*Figure record extracts*
_ _ _ _

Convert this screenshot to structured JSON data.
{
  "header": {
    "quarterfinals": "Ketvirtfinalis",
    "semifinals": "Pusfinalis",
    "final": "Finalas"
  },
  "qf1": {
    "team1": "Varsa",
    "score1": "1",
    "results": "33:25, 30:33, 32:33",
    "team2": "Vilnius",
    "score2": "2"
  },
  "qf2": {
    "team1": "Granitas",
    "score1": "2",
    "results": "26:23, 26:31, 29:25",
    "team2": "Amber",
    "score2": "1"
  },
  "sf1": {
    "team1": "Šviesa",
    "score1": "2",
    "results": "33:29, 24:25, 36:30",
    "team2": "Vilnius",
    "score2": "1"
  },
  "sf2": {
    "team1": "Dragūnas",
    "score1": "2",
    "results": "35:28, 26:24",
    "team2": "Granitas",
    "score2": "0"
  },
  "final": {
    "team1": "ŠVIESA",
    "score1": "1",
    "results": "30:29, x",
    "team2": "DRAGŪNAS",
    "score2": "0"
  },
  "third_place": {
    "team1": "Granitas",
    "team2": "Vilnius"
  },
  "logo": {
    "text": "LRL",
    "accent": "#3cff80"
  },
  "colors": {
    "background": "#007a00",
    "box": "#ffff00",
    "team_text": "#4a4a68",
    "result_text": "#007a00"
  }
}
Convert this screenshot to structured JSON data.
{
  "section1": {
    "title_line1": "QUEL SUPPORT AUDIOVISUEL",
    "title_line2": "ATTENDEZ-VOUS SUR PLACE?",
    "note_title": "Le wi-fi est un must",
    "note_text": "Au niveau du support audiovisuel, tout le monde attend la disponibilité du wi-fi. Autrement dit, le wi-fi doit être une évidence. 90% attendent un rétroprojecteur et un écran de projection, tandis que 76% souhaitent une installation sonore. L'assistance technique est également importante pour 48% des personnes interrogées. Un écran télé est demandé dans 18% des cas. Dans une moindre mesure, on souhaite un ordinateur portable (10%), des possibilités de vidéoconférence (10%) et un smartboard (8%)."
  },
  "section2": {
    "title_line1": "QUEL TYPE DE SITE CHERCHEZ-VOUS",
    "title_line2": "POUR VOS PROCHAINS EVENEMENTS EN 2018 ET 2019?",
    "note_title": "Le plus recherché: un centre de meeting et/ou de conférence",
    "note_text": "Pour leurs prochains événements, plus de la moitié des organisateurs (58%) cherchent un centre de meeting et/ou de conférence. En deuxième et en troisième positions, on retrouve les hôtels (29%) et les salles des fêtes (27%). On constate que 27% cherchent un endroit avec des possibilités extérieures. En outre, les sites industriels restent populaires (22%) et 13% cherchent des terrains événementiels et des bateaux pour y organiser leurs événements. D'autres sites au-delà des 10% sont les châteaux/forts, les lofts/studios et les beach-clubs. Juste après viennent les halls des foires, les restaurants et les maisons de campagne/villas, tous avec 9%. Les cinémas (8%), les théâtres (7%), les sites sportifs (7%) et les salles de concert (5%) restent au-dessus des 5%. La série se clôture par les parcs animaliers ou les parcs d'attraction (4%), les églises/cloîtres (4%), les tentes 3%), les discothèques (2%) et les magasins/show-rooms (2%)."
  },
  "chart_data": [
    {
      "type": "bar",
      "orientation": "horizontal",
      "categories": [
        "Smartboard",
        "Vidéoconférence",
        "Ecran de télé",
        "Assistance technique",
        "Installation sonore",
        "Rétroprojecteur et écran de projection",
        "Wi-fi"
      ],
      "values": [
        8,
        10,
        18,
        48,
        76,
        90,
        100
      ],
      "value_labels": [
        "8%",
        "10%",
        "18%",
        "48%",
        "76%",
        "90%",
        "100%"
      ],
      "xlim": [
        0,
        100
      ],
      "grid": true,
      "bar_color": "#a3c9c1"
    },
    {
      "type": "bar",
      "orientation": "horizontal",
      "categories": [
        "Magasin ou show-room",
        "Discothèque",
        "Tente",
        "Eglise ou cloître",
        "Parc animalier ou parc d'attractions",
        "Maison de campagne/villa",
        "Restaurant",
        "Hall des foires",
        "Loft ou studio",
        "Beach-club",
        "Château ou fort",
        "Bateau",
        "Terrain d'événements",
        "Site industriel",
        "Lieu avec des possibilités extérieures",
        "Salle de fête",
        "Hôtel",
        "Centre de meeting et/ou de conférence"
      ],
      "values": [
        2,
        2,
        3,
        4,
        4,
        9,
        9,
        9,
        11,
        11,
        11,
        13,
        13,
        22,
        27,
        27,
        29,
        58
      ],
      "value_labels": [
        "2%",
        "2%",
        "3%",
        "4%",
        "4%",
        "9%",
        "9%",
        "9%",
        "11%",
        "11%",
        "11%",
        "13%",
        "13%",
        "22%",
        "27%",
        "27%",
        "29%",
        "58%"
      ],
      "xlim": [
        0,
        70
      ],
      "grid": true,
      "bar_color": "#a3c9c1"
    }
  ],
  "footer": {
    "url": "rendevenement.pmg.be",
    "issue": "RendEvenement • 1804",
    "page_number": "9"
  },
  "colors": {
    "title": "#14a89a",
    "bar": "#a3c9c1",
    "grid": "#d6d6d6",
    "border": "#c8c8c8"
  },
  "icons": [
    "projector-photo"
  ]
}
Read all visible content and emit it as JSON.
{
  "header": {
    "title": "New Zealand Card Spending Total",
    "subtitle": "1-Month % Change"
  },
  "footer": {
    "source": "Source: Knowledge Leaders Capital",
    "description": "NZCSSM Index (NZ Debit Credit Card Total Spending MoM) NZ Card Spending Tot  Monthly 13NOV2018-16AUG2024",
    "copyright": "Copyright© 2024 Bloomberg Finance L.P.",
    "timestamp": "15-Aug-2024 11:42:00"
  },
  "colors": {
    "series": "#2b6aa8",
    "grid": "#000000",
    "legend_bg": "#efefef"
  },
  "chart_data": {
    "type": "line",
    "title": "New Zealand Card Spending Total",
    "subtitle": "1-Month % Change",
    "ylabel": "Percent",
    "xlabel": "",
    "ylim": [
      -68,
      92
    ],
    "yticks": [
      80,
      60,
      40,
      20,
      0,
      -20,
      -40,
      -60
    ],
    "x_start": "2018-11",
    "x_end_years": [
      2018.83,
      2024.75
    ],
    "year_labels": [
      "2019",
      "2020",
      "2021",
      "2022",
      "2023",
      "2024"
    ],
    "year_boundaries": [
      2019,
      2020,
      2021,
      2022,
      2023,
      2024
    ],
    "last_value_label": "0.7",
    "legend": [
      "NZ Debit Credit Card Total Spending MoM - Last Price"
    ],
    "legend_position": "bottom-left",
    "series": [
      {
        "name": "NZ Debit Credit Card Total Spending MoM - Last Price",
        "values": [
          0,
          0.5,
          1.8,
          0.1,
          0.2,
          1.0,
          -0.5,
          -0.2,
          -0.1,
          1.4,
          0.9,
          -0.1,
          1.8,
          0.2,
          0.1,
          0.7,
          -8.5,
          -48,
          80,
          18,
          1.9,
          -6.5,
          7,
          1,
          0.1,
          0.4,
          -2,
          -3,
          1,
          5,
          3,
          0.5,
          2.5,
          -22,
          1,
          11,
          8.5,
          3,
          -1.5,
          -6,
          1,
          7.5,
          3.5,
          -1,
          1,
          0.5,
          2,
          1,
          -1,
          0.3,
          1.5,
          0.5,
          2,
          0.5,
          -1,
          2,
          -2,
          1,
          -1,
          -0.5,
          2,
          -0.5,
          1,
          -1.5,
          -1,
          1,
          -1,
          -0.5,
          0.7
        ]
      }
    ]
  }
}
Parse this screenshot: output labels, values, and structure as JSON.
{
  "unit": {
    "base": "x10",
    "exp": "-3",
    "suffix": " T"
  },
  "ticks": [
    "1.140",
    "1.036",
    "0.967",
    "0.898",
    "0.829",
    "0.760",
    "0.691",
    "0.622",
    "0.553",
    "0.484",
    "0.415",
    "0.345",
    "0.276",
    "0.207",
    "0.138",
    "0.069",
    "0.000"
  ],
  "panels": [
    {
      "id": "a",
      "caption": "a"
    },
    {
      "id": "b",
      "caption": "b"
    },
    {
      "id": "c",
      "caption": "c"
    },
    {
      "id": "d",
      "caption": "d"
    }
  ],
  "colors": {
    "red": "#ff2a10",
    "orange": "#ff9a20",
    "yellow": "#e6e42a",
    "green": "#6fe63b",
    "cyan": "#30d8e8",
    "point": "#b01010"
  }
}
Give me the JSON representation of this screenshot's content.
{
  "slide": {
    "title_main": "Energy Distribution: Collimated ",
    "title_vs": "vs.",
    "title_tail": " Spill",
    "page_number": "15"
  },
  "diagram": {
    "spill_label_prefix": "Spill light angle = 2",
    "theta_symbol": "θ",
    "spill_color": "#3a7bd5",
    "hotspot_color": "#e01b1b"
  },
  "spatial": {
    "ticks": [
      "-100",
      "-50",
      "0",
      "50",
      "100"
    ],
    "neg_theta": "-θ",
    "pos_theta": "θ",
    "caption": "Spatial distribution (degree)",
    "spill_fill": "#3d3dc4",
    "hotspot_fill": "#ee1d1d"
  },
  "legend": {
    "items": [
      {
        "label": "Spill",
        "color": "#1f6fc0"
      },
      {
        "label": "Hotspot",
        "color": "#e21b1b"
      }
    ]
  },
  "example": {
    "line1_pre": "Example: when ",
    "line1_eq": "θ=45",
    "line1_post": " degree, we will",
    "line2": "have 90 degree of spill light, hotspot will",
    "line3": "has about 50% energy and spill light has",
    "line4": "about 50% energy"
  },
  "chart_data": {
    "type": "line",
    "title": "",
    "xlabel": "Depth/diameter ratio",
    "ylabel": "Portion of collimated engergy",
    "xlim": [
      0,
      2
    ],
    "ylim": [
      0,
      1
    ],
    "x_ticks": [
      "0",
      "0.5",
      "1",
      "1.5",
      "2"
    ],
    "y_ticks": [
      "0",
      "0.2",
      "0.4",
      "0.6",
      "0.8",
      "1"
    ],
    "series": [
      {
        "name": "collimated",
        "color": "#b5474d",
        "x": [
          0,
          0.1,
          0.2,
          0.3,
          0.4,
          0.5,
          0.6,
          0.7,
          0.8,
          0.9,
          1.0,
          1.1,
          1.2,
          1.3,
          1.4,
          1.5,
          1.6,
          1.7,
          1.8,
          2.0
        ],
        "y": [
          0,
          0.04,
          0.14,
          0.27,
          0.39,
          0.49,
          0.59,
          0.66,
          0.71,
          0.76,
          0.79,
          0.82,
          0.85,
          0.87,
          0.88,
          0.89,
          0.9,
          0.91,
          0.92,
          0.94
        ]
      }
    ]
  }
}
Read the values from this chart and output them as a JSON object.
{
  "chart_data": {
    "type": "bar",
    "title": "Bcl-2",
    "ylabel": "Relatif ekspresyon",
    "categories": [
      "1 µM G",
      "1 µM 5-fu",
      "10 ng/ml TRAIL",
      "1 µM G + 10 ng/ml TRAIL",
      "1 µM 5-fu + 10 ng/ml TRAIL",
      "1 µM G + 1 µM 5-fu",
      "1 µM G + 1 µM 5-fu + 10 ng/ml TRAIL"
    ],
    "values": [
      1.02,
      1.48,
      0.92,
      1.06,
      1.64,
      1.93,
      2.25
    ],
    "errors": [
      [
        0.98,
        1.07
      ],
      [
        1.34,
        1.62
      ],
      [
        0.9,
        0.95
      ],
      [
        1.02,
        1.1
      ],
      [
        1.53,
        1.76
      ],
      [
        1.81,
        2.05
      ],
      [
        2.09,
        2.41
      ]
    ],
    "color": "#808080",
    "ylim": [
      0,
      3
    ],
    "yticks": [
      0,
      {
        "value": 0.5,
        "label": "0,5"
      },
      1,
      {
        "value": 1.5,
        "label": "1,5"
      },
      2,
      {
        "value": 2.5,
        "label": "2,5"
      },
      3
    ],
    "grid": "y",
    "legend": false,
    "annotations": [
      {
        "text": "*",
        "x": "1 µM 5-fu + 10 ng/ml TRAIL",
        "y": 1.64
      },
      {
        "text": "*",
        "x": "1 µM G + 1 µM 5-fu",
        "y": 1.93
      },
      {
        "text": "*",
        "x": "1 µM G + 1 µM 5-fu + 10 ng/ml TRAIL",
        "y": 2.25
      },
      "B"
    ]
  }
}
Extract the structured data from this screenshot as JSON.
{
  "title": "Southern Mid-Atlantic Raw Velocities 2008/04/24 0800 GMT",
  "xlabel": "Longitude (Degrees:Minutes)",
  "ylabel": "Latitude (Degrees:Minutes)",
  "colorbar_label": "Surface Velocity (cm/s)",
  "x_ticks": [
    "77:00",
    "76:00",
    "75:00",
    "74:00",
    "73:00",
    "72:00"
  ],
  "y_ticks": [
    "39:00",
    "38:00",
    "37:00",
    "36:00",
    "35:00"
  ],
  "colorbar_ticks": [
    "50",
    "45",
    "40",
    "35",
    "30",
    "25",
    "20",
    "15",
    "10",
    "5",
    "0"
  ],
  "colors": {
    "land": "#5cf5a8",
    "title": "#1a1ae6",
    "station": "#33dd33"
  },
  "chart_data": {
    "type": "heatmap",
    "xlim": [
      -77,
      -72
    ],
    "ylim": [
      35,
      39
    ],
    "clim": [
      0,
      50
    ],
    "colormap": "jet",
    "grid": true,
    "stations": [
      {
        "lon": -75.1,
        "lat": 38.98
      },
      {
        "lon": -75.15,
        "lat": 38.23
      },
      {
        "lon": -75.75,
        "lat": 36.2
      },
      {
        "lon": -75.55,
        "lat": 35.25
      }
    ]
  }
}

_ _ _ _

*EXERCISE*
Read the data above and pull out each line that holds the string "VOUS".

*REPLY*
    "title_line2": "ATTENDEZ-VOUS SUR PLACE?",
    "title_line1": "QUEL TYPE DE SITE CHERCHEZ-VOUS",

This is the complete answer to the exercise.